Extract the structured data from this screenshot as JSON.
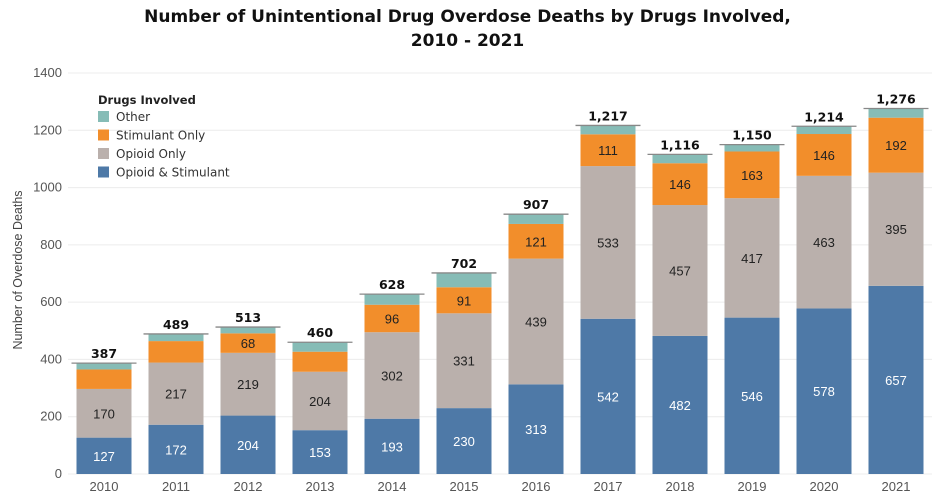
{
  "chart_data": {
    "type": "bar",
    "stacked": true,
    "title": "Number of Unintentional Drug Overdose Deaths by Drugs Involved,",
    "subtitle": "2010 - 2021",
    "xlabel": "",
    "ylabel": "Number of Overdose Deaths",
    "ylim": [
      0,
      1400
    ],
    "yticks": [
      0,
      200,
      400,
      600,
      800,
      1000,
      1200,
      1400
    ],
    "categories": [
      "2010",
      "2011",
      "2012",
      "2013",
      "2014",
      "2015",
      "2016",
      "2017",
      "2018",
      "2019",
      "2020",
      "2021"
    ],
    "series": [
      {
        "name": "Opioid & Stimulant",
        "color": "#4e79a7",
        "values": [
          127,
          172,
          204,
          153,
          193,
          230,
          313,
          542,
          482,
          546,
          578,
          657
        ],
        "show_labels": true
      },
      {
        "name": "Opioid Only",
        "color": "#bab0ac",
        "values": [
          170,
          217,
          219,
          204,
          302,
          331,
          439,
          533,
          457,
          417,
          463,
          395
        ],
        "show_labels": true
      },
      {
        "name": "Stimulant Only",
        "color": "#f28e2b",
        "values": [
          68,
          75,
          68,
          70,
          96,
          91,
          121,
          111,
          146,
          163,
          146,
          192
        ],
        "show_labels": [
          false,
          false,
          true,
          false,
          true,
          true,
          true,
          true,
          true,
          true,
          true,
          true
        ]
      },
      {
        "name": "Other",
        "color": "#86bcb6",
        "values": [
          22,
          25,
          22,
          33,
          37,
          50,
          34,
          31,
          31,
          24,
          27,
          32
        ],
        "show_labels": false
      }
    ],
    "totals": [
      "387",
      "489",
      "513",
      "460",
      "628",
      "702",
      "907",
      "1,217",
      "1,116",
      "1,150",
      "1,214",
      "1,276"
    ],
    "legend": {
      "title": "Drugs Involved",
      "placement": "top-left",
      "order": [
        "Other",
        "Stimulant Only",
        "Opioid Only",
        "Opioid & Stimulant"
      ]
    },
    "grid": true
  }
}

GIVEN TASK
Where a line of the entries contains the word "Overdose", copy that line.

THE RESULT
    "title": "Number of Unintentional Drug Overdose Deaths by Drugs Involved,",
    "ylabel": "Number of Overdose Deaths",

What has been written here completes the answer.